Objective:
Write out all of the data exactly as it appears.

Provided records:

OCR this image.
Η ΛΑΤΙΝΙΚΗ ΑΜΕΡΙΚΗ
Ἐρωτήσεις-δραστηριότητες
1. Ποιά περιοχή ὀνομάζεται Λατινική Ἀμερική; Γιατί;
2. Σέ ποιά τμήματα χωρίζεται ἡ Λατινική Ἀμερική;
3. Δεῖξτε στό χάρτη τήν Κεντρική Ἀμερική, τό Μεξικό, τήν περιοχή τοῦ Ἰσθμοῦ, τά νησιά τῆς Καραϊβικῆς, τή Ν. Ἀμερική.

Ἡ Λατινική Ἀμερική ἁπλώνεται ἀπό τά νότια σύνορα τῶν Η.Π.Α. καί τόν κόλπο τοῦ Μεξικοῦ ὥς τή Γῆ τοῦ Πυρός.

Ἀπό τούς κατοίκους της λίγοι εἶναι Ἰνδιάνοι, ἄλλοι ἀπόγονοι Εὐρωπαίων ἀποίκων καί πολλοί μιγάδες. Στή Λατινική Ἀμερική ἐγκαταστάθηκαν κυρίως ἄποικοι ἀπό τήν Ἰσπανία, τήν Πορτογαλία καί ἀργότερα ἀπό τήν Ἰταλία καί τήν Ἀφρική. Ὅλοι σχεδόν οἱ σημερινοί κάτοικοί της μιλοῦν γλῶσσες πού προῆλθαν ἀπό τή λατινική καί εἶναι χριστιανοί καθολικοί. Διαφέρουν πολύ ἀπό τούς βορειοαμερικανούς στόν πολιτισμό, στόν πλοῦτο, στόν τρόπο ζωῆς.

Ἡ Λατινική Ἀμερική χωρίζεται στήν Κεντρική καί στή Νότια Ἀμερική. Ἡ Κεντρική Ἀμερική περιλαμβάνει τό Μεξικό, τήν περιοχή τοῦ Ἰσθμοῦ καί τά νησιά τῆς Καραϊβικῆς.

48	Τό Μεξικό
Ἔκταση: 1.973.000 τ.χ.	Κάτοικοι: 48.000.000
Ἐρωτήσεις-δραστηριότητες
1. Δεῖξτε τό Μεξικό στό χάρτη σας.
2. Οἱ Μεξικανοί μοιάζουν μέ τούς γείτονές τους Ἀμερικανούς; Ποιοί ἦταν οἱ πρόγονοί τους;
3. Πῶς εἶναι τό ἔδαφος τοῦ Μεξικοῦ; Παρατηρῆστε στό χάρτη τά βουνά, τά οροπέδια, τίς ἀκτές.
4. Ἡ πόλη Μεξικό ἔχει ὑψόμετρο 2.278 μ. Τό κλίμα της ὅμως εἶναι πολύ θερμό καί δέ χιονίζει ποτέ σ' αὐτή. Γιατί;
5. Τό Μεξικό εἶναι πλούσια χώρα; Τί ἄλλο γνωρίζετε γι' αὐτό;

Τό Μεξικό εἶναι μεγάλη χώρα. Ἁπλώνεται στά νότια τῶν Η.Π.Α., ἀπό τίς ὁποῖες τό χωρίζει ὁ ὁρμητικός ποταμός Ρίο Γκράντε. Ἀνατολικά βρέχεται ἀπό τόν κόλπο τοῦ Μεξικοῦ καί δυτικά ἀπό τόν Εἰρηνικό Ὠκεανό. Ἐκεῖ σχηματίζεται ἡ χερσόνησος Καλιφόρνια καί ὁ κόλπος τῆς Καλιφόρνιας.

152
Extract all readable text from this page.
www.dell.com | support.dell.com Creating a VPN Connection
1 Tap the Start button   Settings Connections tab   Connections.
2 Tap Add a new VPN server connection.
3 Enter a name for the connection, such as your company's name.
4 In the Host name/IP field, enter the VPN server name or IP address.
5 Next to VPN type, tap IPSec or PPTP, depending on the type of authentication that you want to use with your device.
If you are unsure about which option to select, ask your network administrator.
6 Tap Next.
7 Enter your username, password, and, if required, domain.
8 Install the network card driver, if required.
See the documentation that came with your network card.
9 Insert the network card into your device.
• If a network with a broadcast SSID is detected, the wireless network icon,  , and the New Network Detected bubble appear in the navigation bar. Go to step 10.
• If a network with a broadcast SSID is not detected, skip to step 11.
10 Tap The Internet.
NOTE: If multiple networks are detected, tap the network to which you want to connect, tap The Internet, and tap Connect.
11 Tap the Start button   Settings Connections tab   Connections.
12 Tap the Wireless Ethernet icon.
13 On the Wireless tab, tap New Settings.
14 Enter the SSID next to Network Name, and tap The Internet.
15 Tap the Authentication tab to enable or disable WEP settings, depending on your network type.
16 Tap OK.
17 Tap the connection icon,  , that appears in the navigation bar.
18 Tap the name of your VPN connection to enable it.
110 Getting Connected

Task answer:
OCR this image.
Η ΛΑΤΙΝΙΚΗ ΑΜΕΡΙΚΗ
Ἐρωτήσεις-δραστηριότητες
1. Ποιά περιοχή ὀνομάζεται Λατινική Ἀμερική; Γιατί;
2. Σέ ποιά τμήματα χωρίζεται ἡ Λατινική Ἀμερική;
3. Δεῖξτε στό χάρτη τήν Κεντρική Ἀμερική, τό Μεξικό, τήν περιοχή τοῦ Ἰσθμοῦ, τά νησιά τῆς Καραϊβικῆς, τή Ν. Ἀμερική.

Ἡ Λατινική Ἀμερική ἁπλώνεται ἀπό τά νότια σύνορα τῶν Η.Π.Α. καί τόν κόλπο τοῦ Μεξικοῦ ὥς τή Γῆ τοῦ Πυρός.

Ἀπό τούς κατοίκους της λίγοι εἶναι Ἰνδιάνοι, ἄλλοι ἀπόγονοι Εὐρωπαίων ἀποίκων καί πολλοί μιγάδες. Στή Λατινική Ἀμερική ἐγκαταστάθηκαν κυρίως ἄποικοι ἀπό τήν Ἰσπανία, τήν Πορτογαλία καί ἀργότερα ἀπό τήν Ἰταλία καί τήν Ἀφρική. Ὅλοι σχεδόν οἱ σημερινοί κάτοικοί της μιλοῦν γλῶσσες πού προῆλθαν ἀπό τή λατινική καί εἶναι χριστιανοί καθολικοί. Διαφέρουν πολύ ἀπό τούς βορειοαμερικανούς στόν πολιτισμό, στόν πλοῦτο, στόν τρόπο ζωῆς.

Ἡ Λατινική Ἀμερική χωρίζεται στήν Κεντρική καί στή Νότια Ἀμερική. Ἡ Κεντρική Ἀμερική περιλαμβάνει τό Μεξικό, τήν περιοχή τοῦ Ἰσθμοῦ καί τά νησιά τῆς Καραϊβικῆς.

48	Τό Μεξικό
Ἔκταση: 1.973.000 τ.χ.	Κάτοικοι: 48.000.000
Ἐρωτήσεις-δραστηριότητες
1. Δεῖξτε τό Μεξικό στό χάρτη σας.
2. Οἱ Μεξικανοί μοιάζουν μέ τούς γείτονές τους Ἀμερικανούς; Ποιοί ἦταν οἱ πρόγονοί τους;
3. Πῶς εἶναι τό ἔδαφος τοῦ Μεξικοῦ; Παρατηρῆστε στό χάρτη τά βουνά, τά οροπέδια, τίς ἀκτές.
4. Ἡ πόλη Μεξικό ἔχει ὑψόμετρο 2.278 μ. Τό κλίμα της ὅμως εἶναι πολύ θερμό καί δέ χιονίζει ποτέ σ' αὐτή. Γιατί;
5. Τό Μεξικό εἶναι πλούσια χώρα; Τί ἄλλο γνωρίζετε γι' αὐτό;

Τό Μεξικό εἶναι μεγάλη χώρα. Ἁπλώνεται στά νότια τῶν Η.Π.Α., ἀπό τίς ὁποῖες τό χωρίζει ὁ ὁρμητικός ποταμός Ρίο Γκράντε. Ἀνατολικά βρέχεται ἀπό τόν κόλπο τοῦ Μεξικοῦ καί δυτικά ἀπό τόν Εἰρηνικό Ὠκεανό. Ἐκεῖ σχηματίζεται ἡ χερσόνησος Καλιφόρνια καί ὁ κόλπος τῆς Καλιφόρνιας.

152
Extract all readable text from this page.
www.dell.com | support.dell.com Creating a VPN Connection
1 Tap the Start button   Settings Connections tab   Connections.
2 Tap Add a new VPN server connection.
3 Enter a name for the connection, such as your company's name.
4 In the Host name/IP field, enter the VPN server name or IP address.
5 Next to VPN type, tap IPSec or PPTP, depending on the type of authentication that you want to use with your device.
If you are unsure about which option to select, ask your network administrator.
6 Tap Next.
7 Enter your username, password, and, if required, domain.
8 Install the network card driver, if required.
See the documentation that came with your network card.
9 Insert the network card into your device.
• If a network with a broadcast SSID is detected, the wireless network icon,  , and the New Network Detected bubble appear in the navigation bar. Go to step 10.
• If a network with a broadcast SSID is not detected, skip to step 11.
10 Tap The Internet.
NOTE: If multiple networks are detected, tap the network to which you want to connect, tap The Internet, and tap Connect.
11 Tap the Start button   Settings Connections tab   Connections.
12 Tap the Wireless Ethernet icon.
13 On the Wireless tab, tap New Settings.
14 Enter the SSID next to Network Name, and tap The Internet.
15 Tap the Authentication tab to enable or disable WEP settings, depending on your network type.
16 Tap OK.
17 Tap the connection icon,  , that appears in the navigation bar.
18 Tap the name of your VPN connection to enable it.
110 Getting Connected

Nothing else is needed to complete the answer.